EXERCISE GOAL: Write out the whole listing word for word.

(Extracted data entries)
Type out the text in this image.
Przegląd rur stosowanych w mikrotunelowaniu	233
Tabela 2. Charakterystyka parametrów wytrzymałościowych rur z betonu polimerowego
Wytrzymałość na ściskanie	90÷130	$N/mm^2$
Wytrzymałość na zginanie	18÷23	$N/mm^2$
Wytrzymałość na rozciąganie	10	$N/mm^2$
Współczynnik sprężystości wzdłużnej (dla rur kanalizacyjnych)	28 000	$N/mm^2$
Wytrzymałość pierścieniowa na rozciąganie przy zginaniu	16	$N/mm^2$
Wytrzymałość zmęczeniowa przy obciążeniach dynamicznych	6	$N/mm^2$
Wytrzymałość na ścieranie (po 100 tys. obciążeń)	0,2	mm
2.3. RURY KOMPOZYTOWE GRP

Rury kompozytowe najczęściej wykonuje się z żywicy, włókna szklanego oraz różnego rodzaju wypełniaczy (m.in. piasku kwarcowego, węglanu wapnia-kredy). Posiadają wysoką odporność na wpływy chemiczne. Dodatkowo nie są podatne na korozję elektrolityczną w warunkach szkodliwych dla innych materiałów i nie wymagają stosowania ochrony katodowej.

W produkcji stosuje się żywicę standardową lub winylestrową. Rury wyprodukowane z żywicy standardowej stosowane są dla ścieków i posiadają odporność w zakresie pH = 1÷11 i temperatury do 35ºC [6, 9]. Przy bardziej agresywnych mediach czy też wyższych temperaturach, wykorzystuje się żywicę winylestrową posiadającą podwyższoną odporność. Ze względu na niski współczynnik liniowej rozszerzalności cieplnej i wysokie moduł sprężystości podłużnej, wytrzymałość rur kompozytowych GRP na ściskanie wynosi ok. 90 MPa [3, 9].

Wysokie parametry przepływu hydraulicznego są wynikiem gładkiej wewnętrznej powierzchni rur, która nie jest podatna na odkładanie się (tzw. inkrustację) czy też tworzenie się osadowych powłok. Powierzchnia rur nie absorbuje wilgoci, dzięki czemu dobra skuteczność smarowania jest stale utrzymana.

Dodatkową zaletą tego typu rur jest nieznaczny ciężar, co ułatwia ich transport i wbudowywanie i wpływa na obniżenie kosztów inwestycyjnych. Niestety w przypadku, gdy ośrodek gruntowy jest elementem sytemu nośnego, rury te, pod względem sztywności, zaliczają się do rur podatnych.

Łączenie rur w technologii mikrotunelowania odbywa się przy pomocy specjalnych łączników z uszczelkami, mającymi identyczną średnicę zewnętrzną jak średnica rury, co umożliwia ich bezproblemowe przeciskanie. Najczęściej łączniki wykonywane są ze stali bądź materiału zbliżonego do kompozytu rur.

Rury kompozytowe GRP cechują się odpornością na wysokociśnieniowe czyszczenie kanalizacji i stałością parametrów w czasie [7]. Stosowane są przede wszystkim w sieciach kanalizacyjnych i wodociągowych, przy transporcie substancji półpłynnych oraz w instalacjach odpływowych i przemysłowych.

SOLUTION TO THE EXERCISE:
Type out the text in this image.
Przegląd rur stosowanych w mikrotunelowaniu	233
Tabela 2. Charakterystyka parametrów wytrzymałościowych rur z betonu polimerowego
Wytrzymałość na ściskanie	90÷130	$N/mm^2$
Wytrzymałość na zginanie	18÷23	$N/mm^2$
Wytrzymałość na rozciąganie	10	$N/mm^2$
Współczynnik sprężystości wzdłużnej (dla rur kanalizacyjnych)	28 000	$N/mm^2$
Wytrzymałość pierścieniowa na rozciąganie przy zginaniu	16	$N/mm^2$
Wytrzymałość zmęczeniowa przy obciążeniach dynamicznych	6	$N/mm^2$
Wytrzymałość na ścieranie (po 100 tys. obciążeń)	0,2	mm
2.3. RURY KOMPOZYTOWE GRP

Rury kompozytowe najczęściej wykonuje się z żywicy, włókna szklanego oraz różnego rodzaju wypełniaczy (m.in. piasku kwarcowego, węglanu wapnia-kredy). Posiadają wysoką odporność na wpływy chemiczne. Dodatkowo nie są podatne na korozję elektrolityczną w warunkach szkodliwych dla innych materiałów i nie wymagają stosowania ochrony katodowej.

W produkcji stosuje się żywicę standardową lub winylestrową. Rury wyprodukowane z żywicy standardowej stosowane są dla ścieków i posiadają odporność w zakresie pH = 1÷11 i temperatury do 35ºC [6, 9]. Przy bardziej agresywnych mediach czy też wyższych temperaturach, wykorzystuje się żywicę winylestrową posiadającą podwyższoną odporność. Ze względu na niski współczynnik liniowej rozszerzalności cieplnej i wysokie moduł sprężystości podłużnej, wytrzymałość rur kompozytowych GRP na ściskanie wynosi ok. 90 MPa [3, 9].

Wysokie parametry przepływu hydraulicznego są wynikiem gładkiej wewnętrznej powierzchni rur, która nie jest podatna na odkładanie się (tzw. inkrustację) czy też tworzenie się osadowych powłok. Powierzchnia rur nie absorbuje wilgoci, dzięki czemu dobra skuteczność smarowania jest stale utrzymana.

Dodatkową zaletą tego typu rur jest nieznaczny ciężar, co ułatwia ich transport i wbudowywanie i wpływa na obniżenie kosztów inwestycyjnych. Niestety w przypadku, gdy ośrodek gruntowy jest elementem sytemu nośnego, rury te, pod względem sztywności, zaliczają się do rur podatnych.

Łączenie rur w technologii mikrotunelowania odbywa się przy pomocy specjalnych łączników z uszczelkami, mającymi identyczną średnicę zewnętrzną jak średnica rury, co umożliwia ich bezproblemowe przeciskanie. Najczęściej łączniki wykonywane są ze stali bądź materiału zbliżonego do kompozytu rur.

Rury kompozytowe GRP cechują się odpornością na wysokociśnieniowe czyszczenie kanalizacji i stałością parametrów w czasie [7]. Stosowane są przede wszystkim w sieciach kanalizacyjnych i wodociągowych, przy transporcie substancji półpłynnych oraz w instalacjach odpływowych i przemysłowych.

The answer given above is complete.